**Information given:**
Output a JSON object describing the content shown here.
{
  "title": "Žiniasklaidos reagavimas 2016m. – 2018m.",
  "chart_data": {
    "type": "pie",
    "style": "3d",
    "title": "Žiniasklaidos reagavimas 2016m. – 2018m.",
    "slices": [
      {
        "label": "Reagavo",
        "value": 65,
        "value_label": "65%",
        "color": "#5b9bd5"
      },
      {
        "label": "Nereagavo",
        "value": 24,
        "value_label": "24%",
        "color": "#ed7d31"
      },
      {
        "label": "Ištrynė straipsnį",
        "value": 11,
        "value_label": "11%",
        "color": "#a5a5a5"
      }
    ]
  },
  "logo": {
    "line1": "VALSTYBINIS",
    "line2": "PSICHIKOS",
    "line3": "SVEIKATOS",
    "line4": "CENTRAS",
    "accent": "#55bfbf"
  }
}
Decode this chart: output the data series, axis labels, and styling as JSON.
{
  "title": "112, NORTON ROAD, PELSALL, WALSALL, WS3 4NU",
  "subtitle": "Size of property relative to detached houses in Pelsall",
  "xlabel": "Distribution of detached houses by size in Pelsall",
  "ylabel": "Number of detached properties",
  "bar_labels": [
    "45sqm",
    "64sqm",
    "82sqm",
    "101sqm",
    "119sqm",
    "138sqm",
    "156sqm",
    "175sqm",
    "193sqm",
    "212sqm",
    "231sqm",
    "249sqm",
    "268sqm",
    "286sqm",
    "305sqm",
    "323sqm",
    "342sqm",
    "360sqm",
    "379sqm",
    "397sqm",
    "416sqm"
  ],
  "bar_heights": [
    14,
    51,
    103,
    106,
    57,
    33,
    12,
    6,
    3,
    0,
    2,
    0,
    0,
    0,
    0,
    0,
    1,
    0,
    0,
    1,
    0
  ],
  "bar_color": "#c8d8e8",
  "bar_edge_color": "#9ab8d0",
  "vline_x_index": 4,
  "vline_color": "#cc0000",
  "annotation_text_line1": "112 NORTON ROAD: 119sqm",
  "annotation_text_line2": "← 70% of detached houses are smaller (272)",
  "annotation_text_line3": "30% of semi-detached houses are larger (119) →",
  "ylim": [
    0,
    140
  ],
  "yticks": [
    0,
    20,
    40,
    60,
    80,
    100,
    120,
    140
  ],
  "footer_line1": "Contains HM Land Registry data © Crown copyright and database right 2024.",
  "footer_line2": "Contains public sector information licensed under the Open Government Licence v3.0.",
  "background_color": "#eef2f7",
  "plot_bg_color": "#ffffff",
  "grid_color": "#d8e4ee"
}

**What is being asked:** Look through the listing above. Pick out each line with "JSON" and copy it.

**Task response:**
Output a JSON object describing the content shown here.
Decode this chart: output the data series, axis labels, and styling as JSON.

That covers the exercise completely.